== STORED ROWS ==
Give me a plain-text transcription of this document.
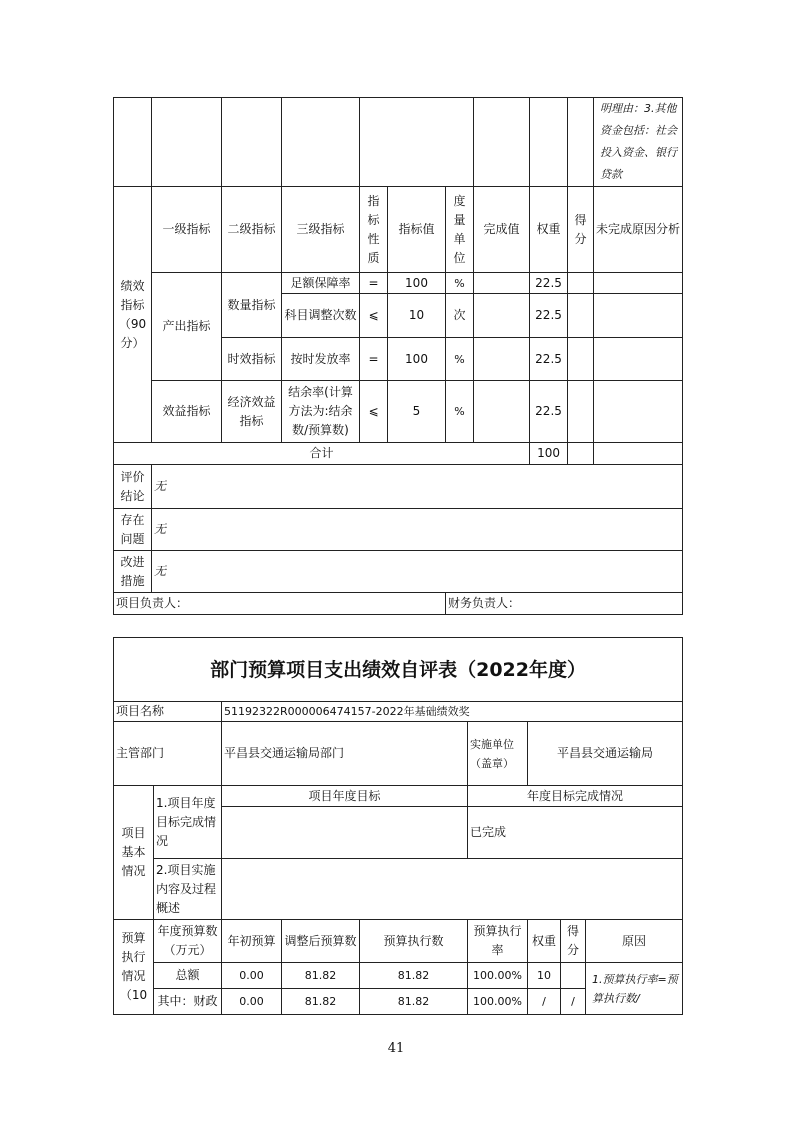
										明理由：3.其他资金包括：社会投入资金、银行贷款
绩效指标（90分）	一级指标	二级指标	三级指标	指标性质	指标值	度量单位	完成值	权重	得分	未完成原因分析
	产出指标	数量指标	足额保障率	=	100	%		22.5		
			科目调整次数	⩽	10	次		22.5		
		时效指标	按时发放率	=	100	%		22.5		
	效益指标	经济效益指标	结余率(计算方法为:结余数/预算数)	⩽	5	%		22.5		
合计								100		
评价结论	无									
存在问题	无									
改进措施	无									
项目负责人：						财务负责人：				
部门预算项目支出绩效自评表（2022年度）								
项目名称		51192322R000006474157-2022年基础绩效奖						
主管部门		平昌县交通运输局部门			实施单位（盖章）	平昌县交通运输局		
项目基本情况	1.项目年度目标完成情况	项目年度目标			年度目标完成情况			
					已完成			
	2.项目实施内容及过程概述							
预算执行情况（10	年度预算数（万元）	年初预算	调整后预算数	预算执行数	预算执行率	权重	得分	原因
	总额	0.00	81.82	81.82	100.00%	10		1.预算执行率=预算执行数/
	其中：财政	0.00	81.82	81.82	100.00%	/	/	
41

== SET TASK ==
Your job is to transcribe the entries above exactly; skip the pictures.

== COMPLETED TASK ==
Give me a plain-text transcription of this document.
										明理由：3.其他资金包括：社会投入资金、银行贷款
绩效指标（90分）	一级指标	二级指标	三级指标	指标性质	指标值	度量单位	完成值	权重	得分	未完成原因分析
	产出指标	数量指标	足额保障率	=	100	%		22.5		
			科目调整次数	⩽	10	次		22.5		
		时效指标	按时发放率	=	100	%		22.5		
	效益指标	经济效益指标	结余率(计算方法为:结余数/预算数)	⩽	5	%		22.5		
合计								100		
评价结论	无									
存在问题	无									
改进措施	无									
项目负责人：						财务负责人：				
部门预算项目支出绩效自评表（2022年度）								
项目名称		51192322R000006474157-2022年基础绩效奖						
主管部门		平昌县交通运输局部门			实施单位（盖章）	平昌县交通运输局		
项目基本情况	1.项目年度目标完成情况	项目年度目标			年度目标完成情况			
					已完成			
	2.项目实施内容及过程概述							
预算执行情况（10	年度预算数（万元）	年初预算	调整后预算数	预算执行数	预算执行率	权重	得分	原因
	总额	0.00	81.82	81.82	100.00%	10		1.预算执行率=预算执行数/
	其中：财政	0.00	81.82	81.82	100.00%	/	/	
41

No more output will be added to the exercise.